What you are asked to do
Every line containing the word "Hepatoblast" needs to be found and copied.
==== Extracted records
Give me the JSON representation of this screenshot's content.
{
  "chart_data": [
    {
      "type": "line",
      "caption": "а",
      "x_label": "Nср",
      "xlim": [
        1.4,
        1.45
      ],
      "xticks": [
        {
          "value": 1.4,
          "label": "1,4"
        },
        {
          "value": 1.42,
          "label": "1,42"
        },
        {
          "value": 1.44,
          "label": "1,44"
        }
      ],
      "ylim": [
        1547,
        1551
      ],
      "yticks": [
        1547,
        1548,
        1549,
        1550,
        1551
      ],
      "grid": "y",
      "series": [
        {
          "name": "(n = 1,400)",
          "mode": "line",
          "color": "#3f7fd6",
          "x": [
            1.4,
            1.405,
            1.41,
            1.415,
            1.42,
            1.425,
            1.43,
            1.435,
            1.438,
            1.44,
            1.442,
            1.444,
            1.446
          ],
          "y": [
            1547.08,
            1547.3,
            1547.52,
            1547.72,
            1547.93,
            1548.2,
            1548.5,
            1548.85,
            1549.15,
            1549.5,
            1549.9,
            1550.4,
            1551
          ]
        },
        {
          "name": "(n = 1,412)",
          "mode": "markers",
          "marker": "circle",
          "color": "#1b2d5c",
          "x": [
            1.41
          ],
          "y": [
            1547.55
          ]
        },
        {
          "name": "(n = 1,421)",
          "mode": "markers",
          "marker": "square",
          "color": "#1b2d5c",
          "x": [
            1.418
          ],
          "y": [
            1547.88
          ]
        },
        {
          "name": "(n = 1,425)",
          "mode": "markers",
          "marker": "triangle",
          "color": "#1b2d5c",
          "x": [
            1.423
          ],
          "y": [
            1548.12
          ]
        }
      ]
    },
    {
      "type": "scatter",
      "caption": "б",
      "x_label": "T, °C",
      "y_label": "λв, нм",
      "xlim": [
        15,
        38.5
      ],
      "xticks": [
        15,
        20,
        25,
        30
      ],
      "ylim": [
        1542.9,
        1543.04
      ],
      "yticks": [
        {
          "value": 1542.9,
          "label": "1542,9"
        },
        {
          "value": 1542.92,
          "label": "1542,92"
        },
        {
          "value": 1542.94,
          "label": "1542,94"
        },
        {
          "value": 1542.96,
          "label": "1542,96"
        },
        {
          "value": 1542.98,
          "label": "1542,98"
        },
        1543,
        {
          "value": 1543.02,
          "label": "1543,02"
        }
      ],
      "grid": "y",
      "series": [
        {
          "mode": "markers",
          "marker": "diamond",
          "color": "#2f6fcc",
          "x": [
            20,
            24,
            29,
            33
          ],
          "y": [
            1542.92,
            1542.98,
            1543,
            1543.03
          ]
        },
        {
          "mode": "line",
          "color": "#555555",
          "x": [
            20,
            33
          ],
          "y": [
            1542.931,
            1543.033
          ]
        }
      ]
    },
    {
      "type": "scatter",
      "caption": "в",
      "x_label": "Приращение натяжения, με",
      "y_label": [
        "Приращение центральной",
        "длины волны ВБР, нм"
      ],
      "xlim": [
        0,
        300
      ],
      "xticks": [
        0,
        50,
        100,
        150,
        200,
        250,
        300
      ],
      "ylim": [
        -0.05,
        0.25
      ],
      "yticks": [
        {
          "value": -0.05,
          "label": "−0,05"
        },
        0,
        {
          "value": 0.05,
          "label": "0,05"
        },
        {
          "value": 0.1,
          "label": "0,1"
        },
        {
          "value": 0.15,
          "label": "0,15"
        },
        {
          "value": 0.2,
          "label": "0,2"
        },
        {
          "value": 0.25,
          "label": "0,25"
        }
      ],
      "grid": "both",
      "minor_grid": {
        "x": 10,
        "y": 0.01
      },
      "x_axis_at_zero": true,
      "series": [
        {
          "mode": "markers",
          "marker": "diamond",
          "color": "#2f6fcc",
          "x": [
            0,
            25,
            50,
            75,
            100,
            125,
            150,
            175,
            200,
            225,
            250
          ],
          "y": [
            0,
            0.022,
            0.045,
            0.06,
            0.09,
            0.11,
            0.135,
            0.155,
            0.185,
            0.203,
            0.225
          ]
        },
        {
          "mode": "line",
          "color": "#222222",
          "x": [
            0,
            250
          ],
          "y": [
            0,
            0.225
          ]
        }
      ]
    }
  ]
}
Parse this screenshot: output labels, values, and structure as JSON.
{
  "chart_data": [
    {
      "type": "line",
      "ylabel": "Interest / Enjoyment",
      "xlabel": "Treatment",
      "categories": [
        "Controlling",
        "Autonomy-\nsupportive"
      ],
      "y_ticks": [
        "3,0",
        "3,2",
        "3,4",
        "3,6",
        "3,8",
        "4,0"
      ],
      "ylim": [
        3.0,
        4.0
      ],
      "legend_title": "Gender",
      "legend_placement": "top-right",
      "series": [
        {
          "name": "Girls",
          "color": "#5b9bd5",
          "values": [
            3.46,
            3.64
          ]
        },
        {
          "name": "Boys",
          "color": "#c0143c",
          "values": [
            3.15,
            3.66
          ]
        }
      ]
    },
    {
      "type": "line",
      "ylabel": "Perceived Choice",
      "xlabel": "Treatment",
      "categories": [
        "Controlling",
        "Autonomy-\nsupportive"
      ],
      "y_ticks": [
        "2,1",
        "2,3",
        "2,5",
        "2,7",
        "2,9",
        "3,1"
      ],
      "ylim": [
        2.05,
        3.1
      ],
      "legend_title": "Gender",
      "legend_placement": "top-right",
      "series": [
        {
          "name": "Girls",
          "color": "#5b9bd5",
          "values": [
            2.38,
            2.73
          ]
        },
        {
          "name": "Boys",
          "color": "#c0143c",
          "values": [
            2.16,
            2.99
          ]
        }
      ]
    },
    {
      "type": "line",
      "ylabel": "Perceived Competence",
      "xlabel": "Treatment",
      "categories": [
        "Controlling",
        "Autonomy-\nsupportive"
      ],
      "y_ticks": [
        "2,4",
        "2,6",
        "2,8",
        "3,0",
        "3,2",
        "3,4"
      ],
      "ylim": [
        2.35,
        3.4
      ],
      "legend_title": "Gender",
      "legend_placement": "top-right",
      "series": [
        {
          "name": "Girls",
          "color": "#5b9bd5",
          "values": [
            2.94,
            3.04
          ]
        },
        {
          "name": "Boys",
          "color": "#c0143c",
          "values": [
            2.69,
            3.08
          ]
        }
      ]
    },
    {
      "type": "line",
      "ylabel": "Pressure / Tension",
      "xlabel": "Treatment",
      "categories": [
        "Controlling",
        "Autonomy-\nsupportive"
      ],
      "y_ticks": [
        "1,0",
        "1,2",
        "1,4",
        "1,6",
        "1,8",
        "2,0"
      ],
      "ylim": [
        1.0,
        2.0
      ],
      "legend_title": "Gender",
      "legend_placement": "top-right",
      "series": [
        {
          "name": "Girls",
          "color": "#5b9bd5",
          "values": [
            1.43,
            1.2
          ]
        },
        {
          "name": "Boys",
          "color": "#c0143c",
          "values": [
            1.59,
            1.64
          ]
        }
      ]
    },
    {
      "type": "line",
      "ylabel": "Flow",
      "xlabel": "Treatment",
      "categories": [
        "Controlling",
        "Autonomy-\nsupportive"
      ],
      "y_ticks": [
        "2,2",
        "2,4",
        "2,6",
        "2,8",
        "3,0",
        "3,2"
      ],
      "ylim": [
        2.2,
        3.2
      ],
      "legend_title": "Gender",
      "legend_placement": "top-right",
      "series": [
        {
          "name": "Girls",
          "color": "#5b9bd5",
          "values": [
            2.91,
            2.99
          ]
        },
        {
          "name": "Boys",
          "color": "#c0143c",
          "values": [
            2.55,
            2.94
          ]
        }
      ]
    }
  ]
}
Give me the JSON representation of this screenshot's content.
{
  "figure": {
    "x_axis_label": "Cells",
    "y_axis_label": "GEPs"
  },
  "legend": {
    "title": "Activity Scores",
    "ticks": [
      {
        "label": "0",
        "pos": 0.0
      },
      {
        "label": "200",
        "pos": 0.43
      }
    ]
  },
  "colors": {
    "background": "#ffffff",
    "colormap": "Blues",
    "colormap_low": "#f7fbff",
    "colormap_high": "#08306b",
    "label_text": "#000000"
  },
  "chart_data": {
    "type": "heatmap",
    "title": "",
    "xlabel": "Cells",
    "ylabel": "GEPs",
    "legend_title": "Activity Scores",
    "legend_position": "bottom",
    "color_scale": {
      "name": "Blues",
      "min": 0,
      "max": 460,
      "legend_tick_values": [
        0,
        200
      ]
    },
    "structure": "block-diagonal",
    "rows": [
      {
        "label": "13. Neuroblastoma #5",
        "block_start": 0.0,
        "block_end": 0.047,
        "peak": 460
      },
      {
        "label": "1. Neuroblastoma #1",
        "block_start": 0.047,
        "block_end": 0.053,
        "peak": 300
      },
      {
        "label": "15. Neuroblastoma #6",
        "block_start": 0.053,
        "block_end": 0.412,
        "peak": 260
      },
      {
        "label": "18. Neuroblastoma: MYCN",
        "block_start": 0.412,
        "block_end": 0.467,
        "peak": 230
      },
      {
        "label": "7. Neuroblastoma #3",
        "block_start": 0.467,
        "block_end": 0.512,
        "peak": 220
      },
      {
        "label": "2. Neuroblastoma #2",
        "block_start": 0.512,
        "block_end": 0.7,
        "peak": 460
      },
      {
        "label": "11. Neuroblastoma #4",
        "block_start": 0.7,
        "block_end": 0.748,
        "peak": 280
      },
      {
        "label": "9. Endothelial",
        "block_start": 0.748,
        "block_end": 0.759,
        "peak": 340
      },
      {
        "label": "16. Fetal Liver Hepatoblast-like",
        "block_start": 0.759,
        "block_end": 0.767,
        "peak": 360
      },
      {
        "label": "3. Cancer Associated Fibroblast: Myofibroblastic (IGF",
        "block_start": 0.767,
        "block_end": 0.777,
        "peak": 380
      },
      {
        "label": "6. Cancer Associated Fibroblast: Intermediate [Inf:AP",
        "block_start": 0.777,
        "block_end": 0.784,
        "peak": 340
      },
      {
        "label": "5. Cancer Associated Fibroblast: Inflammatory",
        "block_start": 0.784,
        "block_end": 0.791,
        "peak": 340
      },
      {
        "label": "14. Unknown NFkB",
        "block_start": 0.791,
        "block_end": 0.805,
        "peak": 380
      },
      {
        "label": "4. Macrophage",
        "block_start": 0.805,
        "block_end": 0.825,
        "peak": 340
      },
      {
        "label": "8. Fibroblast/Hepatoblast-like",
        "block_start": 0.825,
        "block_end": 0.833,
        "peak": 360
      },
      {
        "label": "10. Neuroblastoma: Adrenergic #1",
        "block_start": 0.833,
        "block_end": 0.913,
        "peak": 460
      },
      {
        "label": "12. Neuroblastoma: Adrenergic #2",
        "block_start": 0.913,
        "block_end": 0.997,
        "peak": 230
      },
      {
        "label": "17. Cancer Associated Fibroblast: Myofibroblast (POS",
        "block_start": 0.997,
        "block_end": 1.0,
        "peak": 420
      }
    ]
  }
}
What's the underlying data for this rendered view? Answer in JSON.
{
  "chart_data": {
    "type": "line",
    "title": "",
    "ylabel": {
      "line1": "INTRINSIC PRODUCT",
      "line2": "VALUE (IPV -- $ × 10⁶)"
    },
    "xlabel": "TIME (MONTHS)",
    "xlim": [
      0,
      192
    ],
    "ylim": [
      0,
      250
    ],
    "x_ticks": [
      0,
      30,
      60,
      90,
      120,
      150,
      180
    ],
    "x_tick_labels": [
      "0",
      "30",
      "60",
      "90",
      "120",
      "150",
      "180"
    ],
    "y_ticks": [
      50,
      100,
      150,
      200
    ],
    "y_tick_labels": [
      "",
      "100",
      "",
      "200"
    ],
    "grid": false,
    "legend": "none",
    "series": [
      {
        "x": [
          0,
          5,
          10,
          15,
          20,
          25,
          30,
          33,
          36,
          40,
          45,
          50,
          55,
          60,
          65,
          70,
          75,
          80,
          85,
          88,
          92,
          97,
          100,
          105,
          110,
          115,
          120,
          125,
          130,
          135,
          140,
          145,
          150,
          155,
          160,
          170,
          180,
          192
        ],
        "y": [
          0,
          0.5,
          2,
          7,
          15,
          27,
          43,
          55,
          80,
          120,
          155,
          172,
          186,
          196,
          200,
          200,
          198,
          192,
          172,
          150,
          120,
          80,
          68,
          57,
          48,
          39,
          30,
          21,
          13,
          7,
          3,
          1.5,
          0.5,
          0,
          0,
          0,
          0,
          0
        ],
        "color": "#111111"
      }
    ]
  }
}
========
Reply
        "label": "16. Fetal Liver Hepatoblast-like",
        "label": "8. Fibroblast/Hepatoblast-like",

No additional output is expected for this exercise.